## STATED EXERCISE
Repeat the lines below exactly as they appear, but leave out the images.

** START DATA ROWS **

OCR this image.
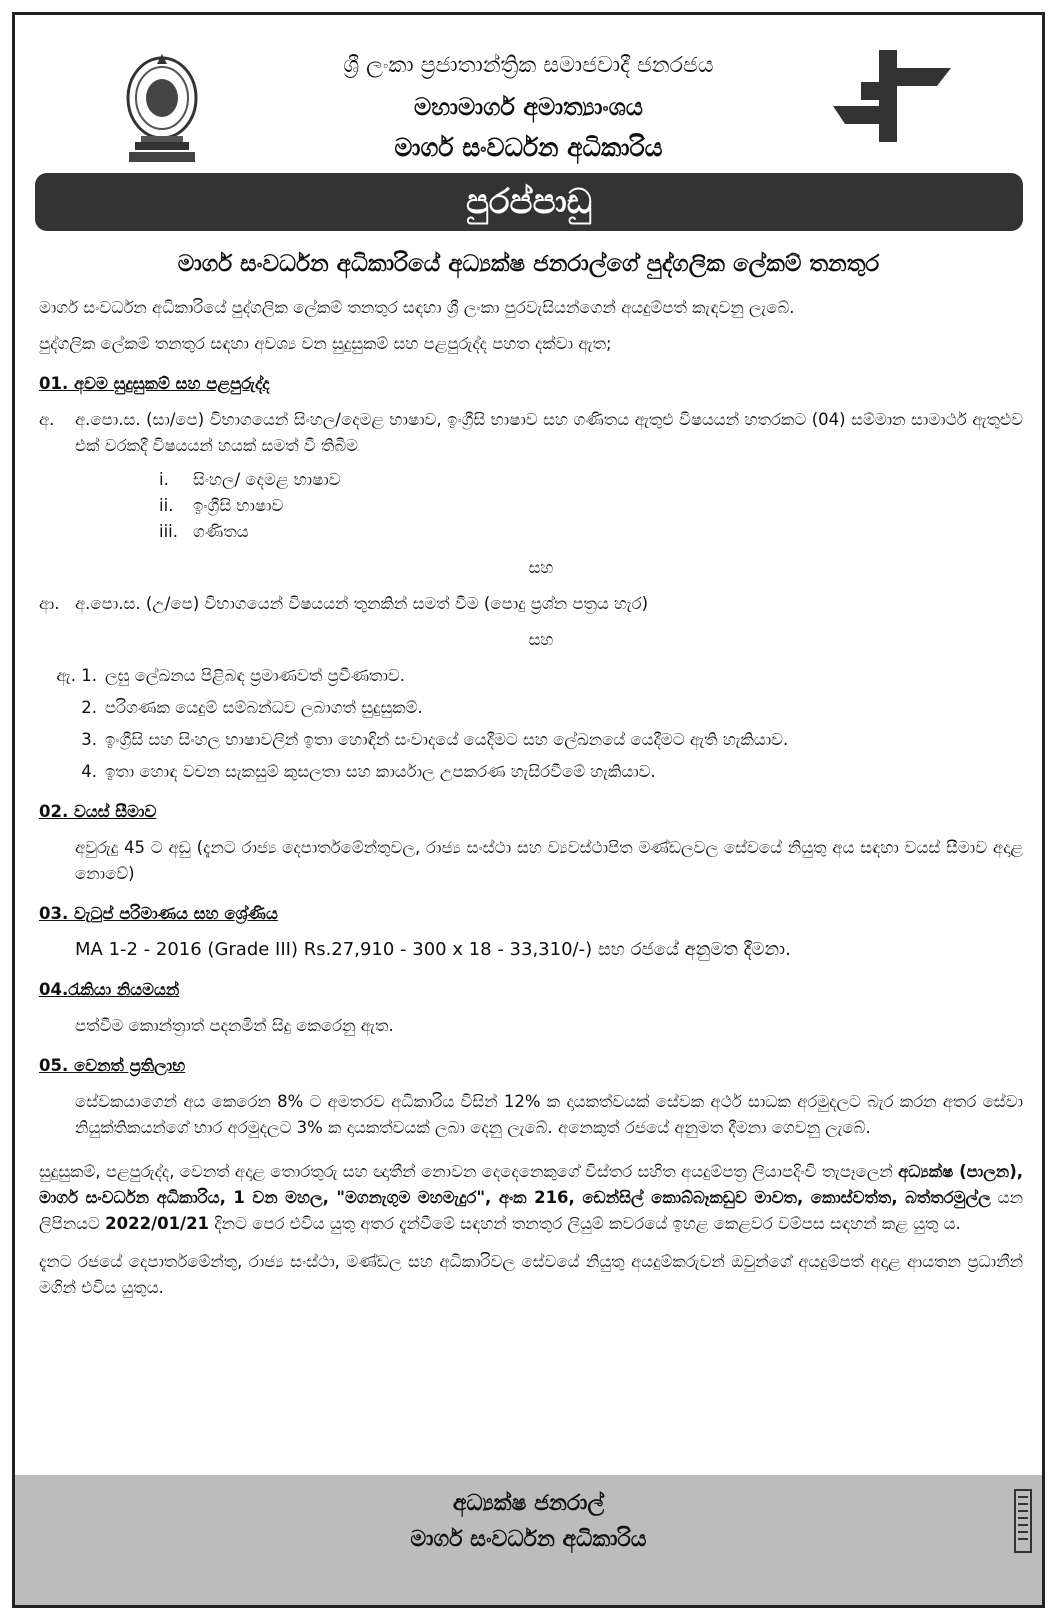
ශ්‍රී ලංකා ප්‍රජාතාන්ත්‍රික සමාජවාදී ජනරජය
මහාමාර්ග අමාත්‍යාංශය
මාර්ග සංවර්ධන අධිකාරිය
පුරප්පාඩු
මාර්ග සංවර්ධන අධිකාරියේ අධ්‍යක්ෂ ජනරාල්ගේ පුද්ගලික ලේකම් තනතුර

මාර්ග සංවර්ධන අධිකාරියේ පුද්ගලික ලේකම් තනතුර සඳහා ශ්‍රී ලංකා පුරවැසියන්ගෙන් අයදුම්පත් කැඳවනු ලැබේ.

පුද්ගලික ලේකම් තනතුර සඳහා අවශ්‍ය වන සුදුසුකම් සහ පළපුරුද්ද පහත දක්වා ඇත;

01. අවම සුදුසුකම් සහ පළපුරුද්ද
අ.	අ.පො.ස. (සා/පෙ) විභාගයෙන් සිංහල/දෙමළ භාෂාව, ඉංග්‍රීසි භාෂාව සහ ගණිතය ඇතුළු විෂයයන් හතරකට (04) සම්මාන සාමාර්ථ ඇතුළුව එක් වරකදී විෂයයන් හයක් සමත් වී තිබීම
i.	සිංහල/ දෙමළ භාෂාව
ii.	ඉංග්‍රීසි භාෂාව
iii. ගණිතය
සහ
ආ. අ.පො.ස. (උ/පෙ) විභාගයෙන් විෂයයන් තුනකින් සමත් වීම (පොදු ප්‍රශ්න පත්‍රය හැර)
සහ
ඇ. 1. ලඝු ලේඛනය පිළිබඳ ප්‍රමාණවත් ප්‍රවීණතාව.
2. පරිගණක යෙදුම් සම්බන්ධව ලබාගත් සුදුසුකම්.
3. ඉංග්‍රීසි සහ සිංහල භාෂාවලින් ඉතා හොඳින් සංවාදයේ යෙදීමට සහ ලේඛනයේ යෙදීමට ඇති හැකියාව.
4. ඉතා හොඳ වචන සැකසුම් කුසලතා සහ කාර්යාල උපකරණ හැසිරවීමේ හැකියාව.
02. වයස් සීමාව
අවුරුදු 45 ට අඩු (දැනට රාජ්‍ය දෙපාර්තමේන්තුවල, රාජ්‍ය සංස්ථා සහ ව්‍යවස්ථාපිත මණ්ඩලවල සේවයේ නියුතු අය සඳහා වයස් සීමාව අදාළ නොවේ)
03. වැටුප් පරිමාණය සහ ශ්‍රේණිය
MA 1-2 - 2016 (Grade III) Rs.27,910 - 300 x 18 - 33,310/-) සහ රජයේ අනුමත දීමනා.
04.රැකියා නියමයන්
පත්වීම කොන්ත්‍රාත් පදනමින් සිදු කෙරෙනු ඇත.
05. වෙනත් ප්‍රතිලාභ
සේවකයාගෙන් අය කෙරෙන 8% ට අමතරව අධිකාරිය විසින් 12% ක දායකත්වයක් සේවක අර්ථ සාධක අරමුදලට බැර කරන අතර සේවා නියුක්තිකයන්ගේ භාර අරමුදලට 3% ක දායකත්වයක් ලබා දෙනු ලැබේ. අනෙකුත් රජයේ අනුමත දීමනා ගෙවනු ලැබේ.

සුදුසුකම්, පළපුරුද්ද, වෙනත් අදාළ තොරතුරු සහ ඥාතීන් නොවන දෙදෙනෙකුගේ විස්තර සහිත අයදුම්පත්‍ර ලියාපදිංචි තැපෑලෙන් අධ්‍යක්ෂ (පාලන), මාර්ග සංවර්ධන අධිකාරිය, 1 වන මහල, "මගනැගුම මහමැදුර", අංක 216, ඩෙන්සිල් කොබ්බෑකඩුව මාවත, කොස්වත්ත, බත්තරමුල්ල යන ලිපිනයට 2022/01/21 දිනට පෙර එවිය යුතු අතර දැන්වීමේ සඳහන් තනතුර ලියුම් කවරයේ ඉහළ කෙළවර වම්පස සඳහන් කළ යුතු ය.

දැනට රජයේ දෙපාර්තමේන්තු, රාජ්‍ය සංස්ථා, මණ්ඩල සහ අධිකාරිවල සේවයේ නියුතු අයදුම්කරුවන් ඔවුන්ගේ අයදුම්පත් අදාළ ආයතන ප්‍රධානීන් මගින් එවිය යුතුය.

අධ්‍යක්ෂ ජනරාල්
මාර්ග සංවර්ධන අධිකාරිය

** END DATA ROWS **

## ANSWER
OCR this image.
ශ්‍රී ලංකා ප්‍රජාතාන්ත්‍රික සමාජවාදී ජනරජය
මහාමාර්ග අමාත්‍යාංශය
මාර්ග සංවර්ධන අධිකාරිය
පුරප්පාඩු
මාර්ග සංවර්ධන අධිකාරියේ අධ්‍යක්ෂ ජනරාල්ගේ පුද්ගලික ලේකම් තනතුර

මාර්ග සංවර්ධන අධිකාරියේ පුද්ගලික ලේකම් තනතුර සඳහා ශ්‍රී ලංකා පුරවැසියන්ගෙන් අයදුම්පත් කැඳවනු ලැබේ.

පුද්ගලික ලේකම් තනතුර සඳහා අවශ්‍ය වන සුදුසුකම් සහ පළපුරුද්ද පහත දක්වා ඇත;

01. අවම සුදුසුකම් සහ පළපුරුද්ද
අ.	අ.පො.ස. (සා/පෙ) විභාගයෙන් සිංහල/දෙමළ භාෂාව, ඉංග්‍රීසි භාෂාව සහ ගණිතය ඇතුළු විෂයයන් හතරකට (04) සම්මාන සාමාර්ථ ඇතුළුව එක් වරකදී විෂයයන් හයක් සමත් වී තිබීම
i.	සිංහල/ දෙමළ භාෂාව
ii.	ඉංග්‍රීසි භාෂාව
iii. ගණිතය
සහ
ආ. අ.පො.ස. (උ/පෙ) විභාගයෙන් විෂයයන් තුනකින් සමත් වීම (පොදු ප්‍රශ්න පත්‍රය හැර)
සහ
ඇ. 1. ලඝු ලේඛනය පිළිබඳ ප්‍රමාණවත් ප්‍රවීණතාව.
2. පරිගණක යෙදුම් සම්බන්ධව ලබාගත් සුදුසුකම්.
3. ඉංග්‍රීසි සහ සිංහල භාෂාවලින් ඉතා හොඳින් සංවාදයේ යෙදීමට සහ ලේඛනයේ යෙදීමට ඇති හැකියාව.
4. ඉතා හොඳ වචන සැකසුම් කුසලතා සහ කාර්යාල උපකරණ හැසිරවීමේ හැකියාව.
02. වයස් සීමාව
අවුරුදු 45 ට අඩු (දැනට රාජ්‍ය දෙපාර්තමේන්තුවල, රාජ්‍ය සංස්ථා සහ ව්‍යවස්ථාපිත මණ්ඩලවල සේවයේ නියුතු අය සඳහා වයස් සීමාව අදාළ නොවේ)
03. වැටුප් පරිමාණය සහ ශ්‍රේණිය
MA 1-2 - 2016 (Grade III) Rs.27,910 - 300 x 18 - 33,310/-) සහ රජයේ අනුමත දීමනා.
04.රැකියා නියමයන්
පත්වීම කොන්ත්‍රාත් පදනමින් සිදු කෙරෙනු ඇත.
05. වෙනත් ප්‍රතිලාභ
සේවකයාගෙන් අය කෙරෙන 8% ට අමතරව අධිකාරිය විසින් 12% ක දායකත්වයක් සේවක අර්ථ සාධක අරමුදලට බැර කරන අතර සේවා නියුක්තිකයන්ගේ භාර අරමුදලට 3% ක දායකත්වයක් ලබා දෙනු ලැබේ. අනෙකුත් රජයේ අනුමත දීමනා ගෙවනු ලැබේ.

සුදුසුකම්, පළපුරුද්ද, වෙනත් අදාළ තොරතුරු සහ ඥාතීන් නොවන දෙදෙනෙකුගේ විස්තර සහිත අයදුම්පත්‍ර ලියාපදිංචි තැපෑලෙන් අධ්‍යක්ෂ (පාලන), මාර්ග සංවර්ධන අධිකාරිය, 1 වන මහල, "මගනැගුම මහමැදුර", අංක 216, ඩෙන්සිල් කොබ්බෑකඩුව මාවත, කොස්වත්ත, බත්තරමුල්ල යන ලිපිනයට 2022/01/21 දිනට පෙර එවිය යුතු අතර දැන්වීමේ සඳහන් තනතුර ලියුම් කවරයේ ඉහළ කෙළවර වම්පස සඳහන් කළ යුතු ය.

දැනට රජයේ දෙපාර්තමේන්තු, රාජ්‍ය සංස්ථා, මණ්ඩල සහ අධිකාරිවල සේවයේ නියුතු අයදුම්කරුවන් ඔවුන්ගේ අයදුම්පත් අදාළ ආයතන ප්‍රධානීන් මගින් එවිය යුතුය.

අධ්‍යක්ෂ ජනරාල්
මාර්ග සංවර්ධන අධිකාරිය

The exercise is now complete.